● How to complete this task:
Reproduce the entire text on the 2010 Scottish Women's Premier League season word for word.

Scottish Women's Premier League
- Season: 2010
- Champions: Glasgow City (5th title)
- Relegated: Aberdeen
- Champions League: Glasgow City
- Matches: 132
- Top goalscorer: Diana Barry (43)
- Biggest home win: Glasgow City 29–0 FC Kilmarnock
- Biggest away win: Dundee United SC 0–21 Spartans
- Highest scoring: Glasgow City 29–0 FC Kilmarnock
- Longest winning run: Glasgow City, 12 (13 June – 7 November)
- Longest unbeaten run: Glasgow City, 22 (14 March – 7 November)
- Longest winless run: FC Kilmarnock, 19 (21 March – 24 October)
- Longest losing run: FC Kilmarnock, 19 (21 March – 24 October)

= 2010 Scottish Women's Premier League =

The 2010 Scottish Women's Premier League was the ninth season of the Scottish Women's Premier League, the top level of women's football in Scotland. 12 teams contested the championship. It was played as a double round-robin within the 2010 calendar year (matches were played between March and November), following a format change in 2009. As that 2009 season had been a transitional, shortened campaign with only one round of fixtures, it was determined that no promotion or relegation would take place, although a championship title was still awarded, and the participants in 2010 were unchanged.

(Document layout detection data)

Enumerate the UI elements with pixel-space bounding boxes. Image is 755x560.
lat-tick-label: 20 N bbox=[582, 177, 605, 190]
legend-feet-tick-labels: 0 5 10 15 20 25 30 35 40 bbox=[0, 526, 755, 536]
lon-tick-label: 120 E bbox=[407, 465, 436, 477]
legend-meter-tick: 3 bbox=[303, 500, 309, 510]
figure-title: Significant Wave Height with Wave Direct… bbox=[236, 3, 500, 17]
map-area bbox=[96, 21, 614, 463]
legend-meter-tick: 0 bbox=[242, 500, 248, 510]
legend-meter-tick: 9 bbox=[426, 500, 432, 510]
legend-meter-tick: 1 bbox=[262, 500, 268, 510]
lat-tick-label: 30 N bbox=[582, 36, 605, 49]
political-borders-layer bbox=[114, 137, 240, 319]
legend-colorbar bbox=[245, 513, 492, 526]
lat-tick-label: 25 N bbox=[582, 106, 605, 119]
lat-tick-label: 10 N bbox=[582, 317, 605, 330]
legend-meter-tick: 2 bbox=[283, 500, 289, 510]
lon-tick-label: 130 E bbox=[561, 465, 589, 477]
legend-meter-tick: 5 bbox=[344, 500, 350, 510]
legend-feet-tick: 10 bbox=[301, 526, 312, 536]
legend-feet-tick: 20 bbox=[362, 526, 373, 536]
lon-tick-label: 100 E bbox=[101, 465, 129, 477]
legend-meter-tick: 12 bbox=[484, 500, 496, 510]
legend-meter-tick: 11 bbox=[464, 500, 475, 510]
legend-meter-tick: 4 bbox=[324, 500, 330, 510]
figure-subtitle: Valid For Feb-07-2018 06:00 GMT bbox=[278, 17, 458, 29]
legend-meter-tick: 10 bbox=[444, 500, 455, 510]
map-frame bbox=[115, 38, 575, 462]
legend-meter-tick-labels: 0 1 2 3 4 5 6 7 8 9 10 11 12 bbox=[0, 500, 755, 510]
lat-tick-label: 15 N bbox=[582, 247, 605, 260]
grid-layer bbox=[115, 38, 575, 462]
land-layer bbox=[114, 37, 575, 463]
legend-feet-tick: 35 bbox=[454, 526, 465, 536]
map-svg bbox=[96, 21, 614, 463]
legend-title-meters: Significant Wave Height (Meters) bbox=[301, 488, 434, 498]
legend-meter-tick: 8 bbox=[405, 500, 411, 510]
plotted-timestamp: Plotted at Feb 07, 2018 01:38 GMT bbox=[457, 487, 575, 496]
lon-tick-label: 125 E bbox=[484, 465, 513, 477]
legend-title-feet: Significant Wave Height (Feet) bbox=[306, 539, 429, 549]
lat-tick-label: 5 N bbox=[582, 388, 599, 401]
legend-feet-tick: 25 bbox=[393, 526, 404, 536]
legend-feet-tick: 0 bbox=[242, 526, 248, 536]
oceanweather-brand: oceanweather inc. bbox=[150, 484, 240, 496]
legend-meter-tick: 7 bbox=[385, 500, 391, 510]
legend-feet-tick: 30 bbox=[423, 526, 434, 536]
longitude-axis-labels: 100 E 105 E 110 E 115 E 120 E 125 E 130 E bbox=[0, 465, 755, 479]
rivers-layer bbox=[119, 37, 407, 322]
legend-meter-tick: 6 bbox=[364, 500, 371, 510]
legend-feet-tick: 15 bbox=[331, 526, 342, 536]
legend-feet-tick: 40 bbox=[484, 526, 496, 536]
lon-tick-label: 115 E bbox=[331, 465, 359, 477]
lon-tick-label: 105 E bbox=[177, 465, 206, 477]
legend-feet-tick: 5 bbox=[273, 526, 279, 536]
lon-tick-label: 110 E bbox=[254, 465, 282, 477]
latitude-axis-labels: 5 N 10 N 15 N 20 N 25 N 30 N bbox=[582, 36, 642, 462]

● Written response:
Scottish Women's Premier League
- Season: 2010
- Champions: Glasgow City (5th title)
- Relegated: Aberdeen
- Champions League: Glasgow City
- Matches: 132
- Top goalscorer: Diana Barry (43)
- Biggest home win: Glasgow City 29–0 FC Kilmarnock
- Biggest away win: Dundee United SC 0–21 Spartans
- Highest scoring: Glasgow City 29–0 FC Kilmarnock
- Longest winning run: Glasgow City, 12 (13 June – 7 November)
- Longest unbeaten run: Glasgow City, 22 (14 March – 7 November)
- Longest winless run: FC Kilmarnock, 19 (21 March – 24 October)
- Longest losing run: FC Kilmarnock, 19 (21 March – 24 October)

= 2010 Scottish Women's Premier League =

The 2010 Scottish Women's Premier League was the ninth season of the Scottish Women's Premier League, the top level of women's football in Scotland. 12 teams contested the championship. It was played as a double round-robin within the 2010 calendar year (matches were played between March and November), following a format change in 2009. As that 2009 season had been a transitional, shortened campaign with only one round of fixtures, it was determined that no promotion or relegation would take place, although a championship title was still awarded, and the participants in 2010 were unchanged.